Search the material for the string "structured" and copy each line where it occurs.

Records provided =
※ ※ ※
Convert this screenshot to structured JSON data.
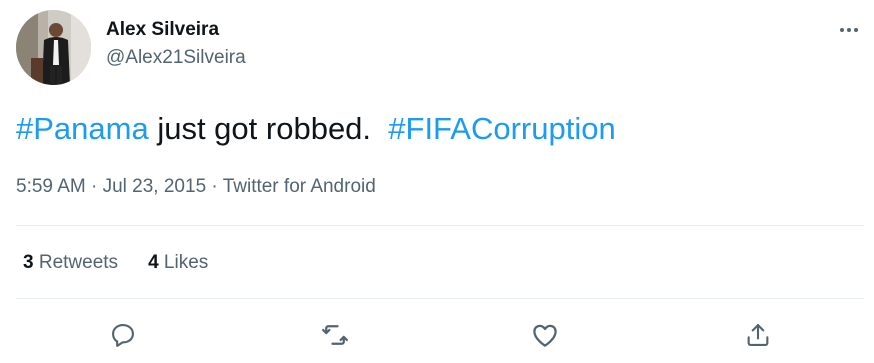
{
  "author": {
    "display_name": "Alex Silveira",
    "handle": "@Alex21Silveira"
  },
  "tweet": {
    "segments": [
      {
        "text": "#Panama",
        "type": "hashtag"
      },
      {
        "text": " just got robbed.  ",
        "type": "text"
      },
      {
        "text": "#FIFACorruption",
        "type": "hashtag"
      }
    ]
  },
  "meta": {
    "time": "5:59 AM",
    "separator1": " · ",
    "date": "Jul 23, 2015",
    "separator2": " · ",
    "source": "Twitter for Android"
  },
  "stats": {
    "retweets_count": "3",
    "retweets_label": " Retweets",
    "likes_count": "4",
    "likes_label": " Likes"
  },
  "icons": {
    "more": "more-icon",
    "reply": "reply-icon",
    "retweet": "retweet-icon",
    "like": "like-icon",
    "share": "share-icon"
  },
  "colors": {
    "hashtag": "#1d9bf0",
    "secondary_text": "#536471",
    "primary_text": "#0f1419",
    "divider": "#e6ecf0"
  }
}
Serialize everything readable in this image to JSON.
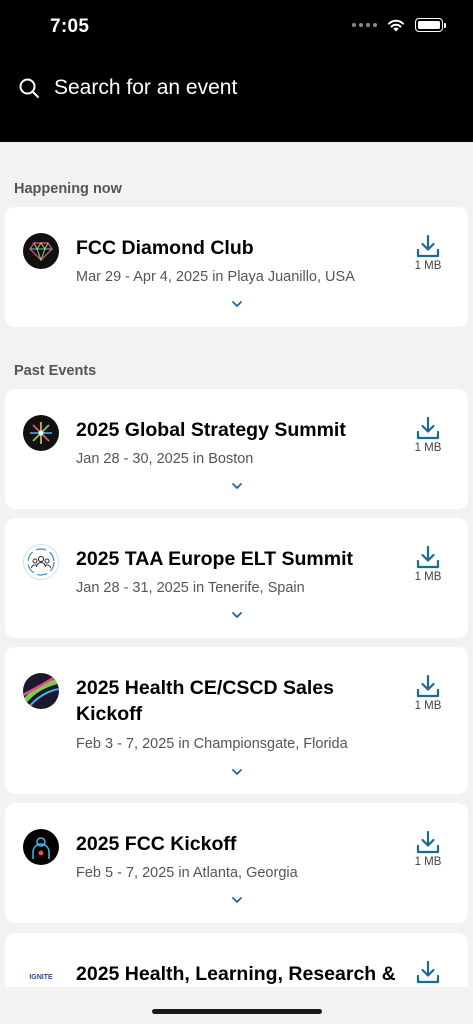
{
  "status": {
    "time": "7:05"
  },
  "search": {
    "placeholder": "Search for an event"
  },
  "sections": {
    "happening_now": "Happening now",
    "past_events": "Past Events"
  },
  "events": [
    {
      "title": "FCC Diamond Club",
      "subtitle": "Mar 29 - Apr 4, 2025 in Playa Juanillo, USA",
      "size": "1 MB",
      "logo": "diamond-logo"
    },
    {
      "title": "2025 Global Strategy Summit",
      "subtitle": "Jan 28 - 30, 2025 in Boston",
      "size": "1 MB",
      "logo": "snowflake-logo"
    },
    {
      "title": "2025 TAA Europe ELT Summit",
      "subtitle": "Jan 28 - 31, 2025 in Tenerife, Spain",
      "size": "1 MB",
      "logo": "people-logo"
    },
    {
      "title": "2025 Health CE/CSCD Sales Kickoff",
      "subtitle": "Feb 3 - 7, 2025 in Championsgate, Florida",
      "size": "1 MB",
      "logo": "light-trail-logo"
    },
    {
      "title": "2025 FCC Kickoff",
      "subtitle": "Feb 5 - 7, 2025 in Atlanta, Georgia",
      "size": "1 MB",
      "logo": "person-outline-logo"
    },
    {
      "title": "2025 Health, Learning, Research &",
      "subtitle": "",
      "size": "",
      "logo": "ignite-logo",
      "logo_text": "IGNITE"
    }
  ],
  "colors": {
    "header_bg": "#000000",
    "accent": "#1a6a96",
    "background": "#f2f2f2"
  }
}
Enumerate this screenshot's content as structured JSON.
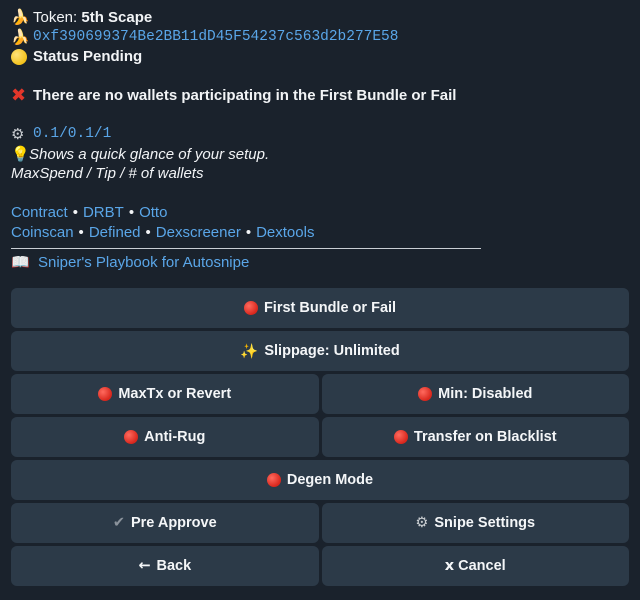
※ ※ ※
Expected answer =
Convert this screenshot to structured JSON data.
Enumerate this screenshot's content as structured JSON.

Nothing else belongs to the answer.